Records:
● ● ● ● ●

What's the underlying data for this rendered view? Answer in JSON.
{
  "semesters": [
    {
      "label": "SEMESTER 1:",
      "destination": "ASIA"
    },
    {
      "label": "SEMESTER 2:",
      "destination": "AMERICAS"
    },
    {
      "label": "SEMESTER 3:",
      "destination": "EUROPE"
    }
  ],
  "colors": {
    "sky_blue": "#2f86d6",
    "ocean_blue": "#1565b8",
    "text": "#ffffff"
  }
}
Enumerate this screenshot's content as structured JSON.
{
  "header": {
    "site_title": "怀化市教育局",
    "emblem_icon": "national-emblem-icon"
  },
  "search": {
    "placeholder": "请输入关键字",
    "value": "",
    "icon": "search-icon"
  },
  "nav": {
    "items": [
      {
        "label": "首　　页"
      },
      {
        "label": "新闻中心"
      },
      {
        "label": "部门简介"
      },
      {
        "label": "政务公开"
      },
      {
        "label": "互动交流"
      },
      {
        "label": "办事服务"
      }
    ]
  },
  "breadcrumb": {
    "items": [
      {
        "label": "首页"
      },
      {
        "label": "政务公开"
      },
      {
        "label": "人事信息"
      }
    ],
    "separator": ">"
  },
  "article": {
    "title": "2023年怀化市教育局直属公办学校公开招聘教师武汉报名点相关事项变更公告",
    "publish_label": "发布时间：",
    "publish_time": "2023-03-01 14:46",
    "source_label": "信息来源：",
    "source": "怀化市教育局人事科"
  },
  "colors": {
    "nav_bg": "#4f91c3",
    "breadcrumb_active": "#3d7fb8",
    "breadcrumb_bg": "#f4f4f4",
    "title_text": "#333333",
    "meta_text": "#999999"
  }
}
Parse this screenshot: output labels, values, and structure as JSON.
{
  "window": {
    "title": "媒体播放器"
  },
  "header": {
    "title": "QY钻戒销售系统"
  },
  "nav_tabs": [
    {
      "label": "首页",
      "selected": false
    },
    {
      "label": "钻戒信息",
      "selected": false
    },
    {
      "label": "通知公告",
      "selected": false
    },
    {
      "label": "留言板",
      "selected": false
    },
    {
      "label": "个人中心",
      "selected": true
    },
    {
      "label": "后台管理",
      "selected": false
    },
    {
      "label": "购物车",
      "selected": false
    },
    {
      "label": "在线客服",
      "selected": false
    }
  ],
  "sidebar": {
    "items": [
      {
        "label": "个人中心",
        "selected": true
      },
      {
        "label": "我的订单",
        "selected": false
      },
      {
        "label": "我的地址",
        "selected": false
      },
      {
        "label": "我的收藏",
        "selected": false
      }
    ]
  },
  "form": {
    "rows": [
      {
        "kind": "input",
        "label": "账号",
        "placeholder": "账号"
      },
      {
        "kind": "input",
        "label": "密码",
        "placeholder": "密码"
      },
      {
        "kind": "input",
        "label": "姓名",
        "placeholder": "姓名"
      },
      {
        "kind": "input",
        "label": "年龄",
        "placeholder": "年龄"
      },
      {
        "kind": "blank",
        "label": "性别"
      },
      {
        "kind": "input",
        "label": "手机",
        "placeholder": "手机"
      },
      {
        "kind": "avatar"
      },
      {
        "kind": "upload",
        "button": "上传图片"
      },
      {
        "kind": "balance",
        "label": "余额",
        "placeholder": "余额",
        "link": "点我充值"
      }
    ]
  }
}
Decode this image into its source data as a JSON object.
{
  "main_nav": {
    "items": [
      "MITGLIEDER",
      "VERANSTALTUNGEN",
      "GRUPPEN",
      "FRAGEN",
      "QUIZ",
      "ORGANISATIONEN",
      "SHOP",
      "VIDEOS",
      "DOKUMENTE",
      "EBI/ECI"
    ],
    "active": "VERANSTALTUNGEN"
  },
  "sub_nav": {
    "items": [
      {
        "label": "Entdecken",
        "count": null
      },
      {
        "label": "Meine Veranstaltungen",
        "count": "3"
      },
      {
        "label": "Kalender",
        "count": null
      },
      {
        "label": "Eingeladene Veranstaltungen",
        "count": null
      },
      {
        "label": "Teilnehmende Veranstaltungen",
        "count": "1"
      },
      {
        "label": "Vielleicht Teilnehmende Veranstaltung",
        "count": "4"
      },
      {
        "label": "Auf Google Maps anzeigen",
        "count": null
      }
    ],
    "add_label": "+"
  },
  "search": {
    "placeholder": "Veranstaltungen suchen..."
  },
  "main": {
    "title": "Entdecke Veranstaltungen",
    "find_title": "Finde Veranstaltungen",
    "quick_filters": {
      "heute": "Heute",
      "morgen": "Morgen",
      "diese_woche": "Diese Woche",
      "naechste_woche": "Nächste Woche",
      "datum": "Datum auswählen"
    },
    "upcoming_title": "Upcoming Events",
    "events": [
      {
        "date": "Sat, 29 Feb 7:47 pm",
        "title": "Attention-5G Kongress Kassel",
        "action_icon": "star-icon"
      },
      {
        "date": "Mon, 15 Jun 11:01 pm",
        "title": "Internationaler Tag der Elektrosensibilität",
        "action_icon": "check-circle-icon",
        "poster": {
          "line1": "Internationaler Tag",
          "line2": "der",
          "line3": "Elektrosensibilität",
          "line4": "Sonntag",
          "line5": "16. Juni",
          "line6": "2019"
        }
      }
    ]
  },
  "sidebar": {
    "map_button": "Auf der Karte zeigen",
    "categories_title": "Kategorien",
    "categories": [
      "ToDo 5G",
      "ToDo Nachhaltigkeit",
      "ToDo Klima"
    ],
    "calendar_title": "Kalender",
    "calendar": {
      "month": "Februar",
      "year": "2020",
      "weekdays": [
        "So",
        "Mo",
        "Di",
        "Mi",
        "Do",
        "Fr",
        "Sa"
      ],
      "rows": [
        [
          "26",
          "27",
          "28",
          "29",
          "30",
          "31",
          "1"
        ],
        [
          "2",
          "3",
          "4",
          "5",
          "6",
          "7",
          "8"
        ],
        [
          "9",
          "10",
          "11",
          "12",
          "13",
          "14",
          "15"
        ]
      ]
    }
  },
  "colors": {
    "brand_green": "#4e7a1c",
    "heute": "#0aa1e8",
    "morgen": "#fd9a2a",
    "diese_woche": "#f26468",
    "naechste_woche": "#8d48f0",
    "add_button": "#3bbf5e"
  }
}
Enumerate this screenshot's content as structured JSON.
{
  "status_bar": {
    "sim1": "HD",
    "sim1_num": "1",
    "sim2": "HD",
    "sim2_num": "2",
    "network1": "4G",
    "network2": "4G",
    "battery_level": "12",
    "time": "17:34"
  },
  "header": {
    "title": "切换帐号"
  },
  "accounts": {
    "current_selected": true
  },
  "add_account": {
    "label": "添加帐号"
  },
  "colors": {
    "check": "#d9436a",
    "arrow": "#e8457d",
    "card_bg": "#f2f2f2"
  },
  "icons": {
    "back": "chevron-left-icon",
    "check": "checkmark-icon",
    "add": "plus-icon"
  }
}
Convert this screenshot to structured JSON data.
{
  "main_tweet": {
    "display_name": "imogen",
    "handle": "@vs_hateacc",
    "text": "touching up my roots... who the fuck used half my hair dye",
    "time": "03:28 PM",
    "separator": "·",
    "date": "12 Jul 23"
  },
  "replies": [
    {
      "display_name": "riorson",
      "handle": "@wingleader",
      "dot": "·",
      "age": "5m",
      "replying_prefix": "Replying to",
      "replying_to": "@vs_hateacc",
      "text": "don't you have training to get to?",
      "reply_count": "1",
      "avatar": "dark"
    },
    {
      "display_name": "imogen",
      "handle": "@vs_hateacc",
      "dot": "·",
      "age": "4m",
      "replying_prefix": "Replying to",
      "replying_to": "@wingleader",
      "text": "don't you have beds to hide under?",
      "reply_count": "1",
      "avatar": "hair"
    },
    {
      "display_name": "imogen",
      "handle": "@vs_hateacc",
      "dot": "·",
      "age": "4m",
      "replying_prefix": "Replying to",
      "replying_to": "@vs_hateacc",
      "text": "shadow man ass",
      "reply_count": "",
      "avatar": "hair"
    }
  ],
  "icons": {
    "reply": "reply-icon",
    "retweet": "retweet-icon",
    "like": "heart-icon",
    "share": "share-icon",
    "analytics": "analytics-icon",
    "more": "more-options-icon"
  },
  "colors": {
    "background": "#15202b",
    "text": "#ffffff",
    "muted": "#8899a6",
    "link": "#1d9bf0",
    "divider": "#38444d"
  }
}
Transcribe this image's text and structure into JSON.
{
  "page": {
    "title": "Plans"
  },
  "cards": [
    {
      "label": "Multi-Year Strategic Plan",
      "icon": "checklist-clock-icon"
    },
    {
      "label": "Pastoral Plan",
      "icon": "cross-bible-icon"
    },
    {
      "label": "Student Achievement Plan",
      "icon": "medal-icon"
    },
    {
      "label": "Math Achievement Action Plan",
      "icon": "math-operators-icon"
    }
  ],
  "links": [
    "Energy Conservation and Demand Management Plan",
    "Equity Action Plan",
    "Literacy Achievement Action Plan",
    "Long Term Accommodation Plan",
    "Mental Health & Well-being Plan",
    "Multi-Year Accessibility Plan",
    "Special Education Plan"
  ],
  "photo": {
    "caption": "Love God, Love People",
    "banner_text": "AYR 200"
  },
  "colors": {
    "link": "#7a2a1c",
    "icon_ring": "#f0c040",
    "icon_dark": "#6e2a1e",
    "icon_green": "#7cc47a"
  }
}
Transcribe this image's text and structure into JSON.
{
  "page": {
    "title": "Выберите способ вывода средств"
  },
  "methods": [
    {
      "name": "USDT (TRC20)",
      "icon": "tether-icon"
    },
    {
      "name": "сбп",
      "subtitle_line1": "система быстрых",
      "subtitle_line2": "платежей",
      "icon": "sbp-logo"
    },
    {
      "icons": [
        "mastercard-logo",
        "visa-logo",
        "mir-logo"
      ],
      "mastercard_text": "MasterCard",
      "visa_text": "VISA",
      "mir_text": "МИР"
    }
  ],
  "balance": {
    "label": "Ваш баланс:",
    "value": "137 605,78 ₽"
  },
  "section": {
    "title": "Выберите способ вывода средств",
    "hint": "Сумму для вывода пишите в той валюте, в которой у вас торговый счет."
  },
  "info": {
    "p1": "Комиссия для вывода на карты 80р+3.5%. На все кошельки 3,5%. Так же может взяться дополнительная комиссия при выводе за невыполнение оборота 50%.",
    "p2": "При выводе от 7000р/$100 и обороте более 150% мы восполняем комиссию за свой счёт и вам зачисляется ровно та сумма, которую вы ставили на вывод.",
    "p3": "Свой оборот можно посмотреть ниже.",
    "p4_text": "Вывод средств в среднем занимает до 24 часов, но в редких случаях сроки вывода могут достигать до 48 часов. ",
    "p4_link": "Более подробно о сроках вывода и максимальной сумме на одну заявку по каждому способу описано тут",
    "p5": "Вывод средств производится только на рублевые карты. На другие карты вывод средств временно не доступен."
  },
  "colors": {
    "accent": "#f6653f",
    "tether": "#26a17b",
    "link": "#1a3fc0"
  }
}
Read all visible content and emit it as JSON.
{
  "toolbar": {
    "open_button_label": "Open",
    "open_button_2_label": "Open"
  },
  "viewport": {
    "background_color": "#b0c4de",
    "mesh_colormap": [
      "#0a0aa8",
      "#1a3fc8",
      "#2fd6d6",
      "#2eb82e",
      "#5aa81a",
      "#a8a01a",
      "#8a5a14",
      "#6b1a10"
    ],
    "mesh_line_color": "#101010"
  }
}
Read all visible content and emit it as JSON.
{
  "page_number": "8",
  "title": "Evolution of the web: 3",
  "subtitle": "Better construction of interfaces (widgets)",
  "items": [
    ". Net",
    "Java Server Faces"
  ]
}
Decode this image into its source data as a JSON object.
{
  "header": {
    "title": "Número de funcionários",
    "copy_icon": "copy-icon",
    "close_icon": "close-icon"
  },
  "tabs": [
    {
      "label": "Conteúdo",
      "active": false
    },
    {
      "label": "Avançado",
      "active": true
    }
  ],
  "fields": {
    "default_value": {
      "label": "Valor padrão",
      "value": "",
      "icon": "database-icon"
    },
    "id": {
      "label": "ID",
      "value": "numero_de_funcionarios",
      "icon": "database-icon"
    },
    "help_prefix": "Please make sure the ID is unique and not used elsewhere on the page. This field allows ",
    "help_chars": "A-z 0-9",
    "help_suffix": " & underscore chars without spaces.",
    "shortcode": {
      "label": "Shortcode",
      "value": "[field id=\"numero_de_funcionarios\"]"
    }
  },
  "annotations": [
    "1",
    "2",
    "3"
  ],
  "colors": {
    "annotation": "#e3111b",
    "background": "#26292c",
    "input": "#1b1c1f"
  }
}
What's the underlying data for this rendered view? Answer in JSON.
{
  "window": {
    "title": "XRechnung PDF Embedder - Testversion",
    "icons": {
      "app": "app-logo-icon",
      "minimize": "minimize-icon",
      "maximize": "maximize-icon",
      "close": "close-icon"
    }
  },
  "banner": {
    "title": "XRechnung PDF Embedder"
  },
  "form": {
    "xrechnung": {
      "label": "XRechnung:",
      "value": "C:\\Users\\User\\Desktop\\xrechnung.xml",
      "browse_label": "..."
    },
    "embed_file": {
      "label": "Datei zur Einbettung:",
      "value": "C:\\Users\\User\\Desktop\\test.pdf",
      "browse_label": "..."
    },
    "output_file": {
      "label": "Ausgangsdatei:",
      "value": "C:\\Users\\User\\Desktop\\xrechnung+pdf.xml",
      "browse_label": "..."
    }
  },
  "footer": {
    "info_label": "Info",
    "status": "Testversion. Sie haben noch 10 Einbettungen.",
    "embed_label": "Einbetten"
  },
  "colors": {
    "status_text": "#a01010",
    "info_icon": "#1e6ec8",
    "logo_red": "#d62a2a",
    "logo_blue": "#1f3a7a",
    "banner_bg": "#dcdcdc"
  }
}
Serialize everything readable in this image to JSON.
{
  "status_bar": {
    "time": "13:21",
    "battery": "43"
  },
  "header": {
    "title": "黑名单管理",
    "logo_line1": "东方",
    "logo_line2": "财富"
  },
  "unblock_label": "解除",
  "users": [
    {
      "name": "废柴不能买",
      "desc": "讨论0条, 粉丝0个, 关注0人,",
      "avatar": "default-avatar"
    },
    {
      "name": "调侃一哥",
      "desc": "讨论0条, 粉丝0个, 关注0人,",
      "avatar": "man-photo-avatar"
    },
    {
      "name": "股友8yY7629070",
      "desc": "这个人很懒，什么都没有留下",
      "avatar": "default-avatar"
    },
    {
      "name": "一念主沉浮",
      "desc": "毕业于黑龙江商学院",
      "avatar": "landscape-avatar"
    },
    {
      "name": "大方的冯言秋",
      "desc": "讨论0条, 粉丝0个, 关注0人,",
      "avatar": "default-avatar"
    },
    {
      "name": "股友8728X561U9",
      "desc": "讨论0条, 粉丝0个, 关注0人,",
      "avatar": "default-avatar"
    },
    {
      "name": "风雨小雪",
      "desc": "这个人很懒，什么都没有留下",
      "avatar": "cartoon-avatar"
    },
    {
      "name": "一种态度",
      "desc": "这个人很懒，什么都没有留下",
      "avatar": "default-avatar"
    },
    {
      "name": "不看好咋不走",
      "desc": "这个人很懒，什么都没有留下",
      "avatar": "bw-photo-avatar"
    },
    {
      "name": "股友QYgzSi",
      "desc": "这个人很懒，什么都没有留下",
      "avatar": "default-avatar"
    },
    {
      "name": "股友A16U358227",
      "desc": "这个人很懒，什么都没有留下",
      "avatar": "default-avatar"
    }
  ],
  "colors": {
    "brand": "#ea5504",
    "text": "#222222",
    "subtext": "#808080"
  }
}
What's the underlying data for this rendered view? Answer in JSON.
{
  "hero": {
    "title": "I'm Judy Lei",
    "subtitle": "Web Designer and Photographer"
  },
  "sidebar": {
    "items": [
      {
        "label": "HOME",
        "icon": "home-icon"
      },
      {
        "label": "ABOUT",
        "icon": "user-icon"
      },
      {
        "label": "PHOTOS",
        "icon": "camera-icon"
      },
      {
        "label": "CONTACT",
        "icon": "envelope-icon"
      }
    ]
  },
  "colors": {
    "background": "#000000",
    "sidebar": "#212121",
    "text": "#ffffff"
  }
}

● ● ● ● ●

Do this:
Reproduce each line of the material containing the word "Teilnehmende".

Finished task:
        "label": "Teilnehmende Veranstaltungen",
        "label": "Vielleicht Teilnehmende Veranstaltung",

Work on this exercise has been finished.